Collection entries
* * * *

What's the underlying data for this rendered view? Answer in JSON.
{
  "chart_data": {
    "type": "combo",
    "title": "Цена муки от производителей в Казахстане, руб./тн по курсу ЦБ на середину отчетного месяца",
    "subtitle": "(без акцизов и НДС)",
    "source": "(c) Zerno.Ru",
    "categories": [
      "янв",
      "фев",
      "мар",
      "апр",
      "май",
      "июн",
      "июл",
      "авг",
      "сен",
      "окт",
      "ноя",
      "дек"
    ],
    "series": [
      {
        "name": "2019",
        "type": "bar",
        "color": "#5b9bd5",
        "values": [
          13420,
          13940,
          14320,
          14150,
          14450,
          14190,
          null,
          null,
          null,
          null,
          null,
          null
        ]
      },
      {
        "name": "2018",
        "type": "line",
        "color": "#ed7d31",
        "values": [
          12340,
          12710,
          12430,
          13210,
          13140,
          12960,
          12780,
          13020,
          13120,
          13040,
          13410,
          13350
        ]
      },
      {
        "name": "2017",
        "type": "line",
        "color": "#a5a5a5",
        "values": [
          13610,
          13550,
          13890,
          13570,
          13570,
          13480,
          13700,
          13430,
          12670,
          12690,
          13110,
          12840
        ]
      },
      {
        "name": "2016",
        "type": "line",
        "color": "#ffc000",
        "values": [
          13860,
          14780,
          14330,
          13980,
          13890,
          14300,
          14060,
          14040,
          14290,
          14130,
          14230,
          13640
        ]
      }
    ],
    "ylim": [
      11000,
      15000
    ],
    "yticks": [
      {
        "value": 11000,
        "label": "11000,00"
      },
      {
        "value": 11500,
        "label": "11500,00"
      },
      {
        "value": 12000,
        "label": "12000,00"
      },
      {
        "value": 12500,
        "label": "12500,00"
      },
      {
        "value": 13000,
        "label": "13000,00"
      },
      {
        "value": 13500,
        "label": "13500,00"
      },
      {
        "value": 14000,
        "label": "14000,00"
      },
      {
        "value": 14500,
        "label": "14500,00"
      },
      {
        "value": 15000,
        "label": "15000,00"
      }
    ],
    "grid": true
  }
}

* * * *

== Job ==
Pull every line containing "label" out of the records.

== Task answer ==
        "label": "11000,00"
        "label": "11500,00"
        "label": "12000,00"
        "label": "12500,00"
        "label": "13000,00"
        "label": "13500,00"
        "label": "14000,00"
        "label": "14500,00"
        "label": "15000,00"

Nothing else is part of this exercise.